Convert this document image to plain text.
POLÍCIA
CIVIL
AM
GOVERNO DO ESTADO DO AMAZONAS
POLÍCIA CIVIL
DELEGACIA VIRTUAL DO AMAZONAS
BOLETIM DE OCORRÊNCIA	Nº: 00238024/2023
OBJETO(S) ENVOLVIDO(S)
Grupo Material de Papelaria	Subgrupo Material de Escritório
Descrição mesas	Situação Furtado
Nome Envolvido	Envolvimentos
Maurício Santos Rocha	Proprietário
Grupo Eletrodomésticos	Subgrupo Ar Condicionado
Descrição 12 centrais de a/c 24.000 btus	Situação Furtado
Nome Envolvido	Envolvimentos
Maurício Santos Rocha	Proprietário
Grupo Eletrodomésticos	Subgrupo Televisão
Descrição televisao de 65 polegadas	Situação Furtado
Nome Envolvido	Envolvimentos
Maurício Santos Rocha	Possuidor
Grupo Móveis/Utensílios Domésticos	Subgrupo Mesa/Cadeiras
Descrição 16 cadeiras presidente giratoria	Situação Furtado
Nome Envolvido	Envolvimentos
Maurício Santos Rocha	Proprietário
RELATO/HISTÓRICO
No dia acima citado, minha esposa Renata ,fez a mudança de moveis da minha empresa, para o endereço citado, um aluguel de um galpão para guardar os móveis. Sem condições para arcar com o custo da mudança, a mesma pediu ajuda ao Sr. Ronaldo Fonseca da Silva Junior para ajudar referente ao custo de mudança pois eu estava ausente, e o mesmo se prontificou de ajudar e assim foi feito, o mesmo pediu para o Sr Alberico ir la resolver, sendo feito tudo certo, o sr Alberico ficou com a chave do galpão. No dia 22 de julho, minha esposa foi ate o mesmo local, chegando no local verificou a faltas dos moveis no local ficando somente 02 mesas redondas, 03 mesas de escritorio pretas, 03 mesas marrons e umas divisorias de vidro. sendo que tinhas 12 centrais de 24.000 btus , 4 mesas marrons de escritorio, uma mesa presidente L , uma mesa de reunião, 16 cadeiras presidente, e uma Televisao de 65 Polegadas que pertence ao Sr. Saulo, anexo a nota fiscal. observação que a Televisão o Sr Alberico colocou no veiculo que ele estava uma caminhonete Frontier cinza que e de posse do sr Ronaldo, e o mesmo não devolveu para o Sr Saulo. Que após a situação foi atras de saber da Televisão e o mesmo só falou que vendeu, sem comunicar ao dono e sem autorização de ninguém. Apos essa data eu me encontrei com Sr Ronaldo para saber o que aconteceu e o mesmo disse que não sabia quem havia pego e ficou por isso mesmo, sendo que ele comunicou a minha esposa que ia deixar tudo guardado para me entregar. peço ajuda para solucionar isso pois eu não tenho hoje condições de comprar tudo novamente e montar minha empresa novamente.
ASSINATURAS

******

The problem ▸ Would you write down every record again, exactly?

Output ▸
Convert this document image to plain text.
POLÍCIA
CIVIL
AM
GOVERNO DO ESTADO DO AMAZONAS
POLÍCIA CIVIL
DELEGACIA VIRTUAL DO AMAZONAS
BOLETIM DE OCORRÊNCIA	Nº: 00238024/2023
OBJETO(S) ENVOLVIDO(S)
Grupo Material de Papelaria	Subgrupo Material de Escritório
Descrição mesas	Situação Furtado
Nome Envolvido	Envolvimentos
Maurício Santos Rocha	Proprietário
Grupo Eletrodomésticos	Subgrupo Ar Condicionado
Descrição 12 centrais de a/c 24.000 btus	Situação Furtado
Nome Envolvido	Envolvimentos
Maurício Santos Rocha	Proprietário
Grupo Eletrodomésticos	Subgrupo Televisão
Descrição televisao de 65 polegadas	Situação Furtado
Nome Envolvido	Envolvimentos
Maurício Santos Rocha	Possuidor
Grupo Móveis/Utensílios Domésticos	Subgrupo Mesa/Cadeiras
Descrição 16 cadeiras presidente giratoria	Situação Furtado
Nome Envolvido	Envolvimentos
Maurício Santos Rocha	Proprietário
RELATO/HISTÓRICO
No dia acima citado, minha esposa Renata ,fez a mudança de moveis da minha empresa, para o endereço citado, um aluguel de um galpão para guardar os móveis. Sem condições para arcar com o custo da mudança, a mesma pediu ajuda ao Sr. Ronaldo Fonseca da Silva Junior para ajudar referente ao custo de mudança pois eu estava ausente, e o mesmo se prontificou de ajudar e assim foi feito, o mesmo pediu para o Sr Alberico ir la resolver, sendo feito tudo certo, o sr Alberico ficou com a chave do galpão. No dia 22 de julho, minha esposa foi ate o mesmo local, chegando no local verificou a faltas dos moveis no local ficando somente 02 mesas redondas, 03 mesas de escritorio pretas, 03 mesas marrons e umas divisorias de vidro. sendo que tinhas 12 centrais de 24.000 btus , 4 mesas marrons de escritorio, uma mesa presidente L , uma mesa de reunião, 16 cadeiras presidente, e uma Televisao de 65 Polegadas que pertence ao Sr. Saulo, anexo a nota fiscal. observação que a Televisão o Sr Alberico colocou no veiculo que ele estava uma caminhonete Frontier cinza que e de posse do sr Ronaldo, e o mesmo não devolveu para o Sr Saulo. Que após a situação foi atras de saber da Televisão e o mesmo só falou que vendeu, sem comunicar ao dono e sem autorização de ninguém. Apos essa data eu me encontrei com Sr Ronaldo para saber o que aconteceu e o mesmo disse que não sabia quem havia pego e ficou por isso mesmo, sendo que ele comunicou a minha esposa que ia deixar tudo guardado para me entregar. peço ajuda para solucionar isso pois eu não tenho hoje condições de comprar tudo novamente e montar minha empresa novamente.
ASSINATURAS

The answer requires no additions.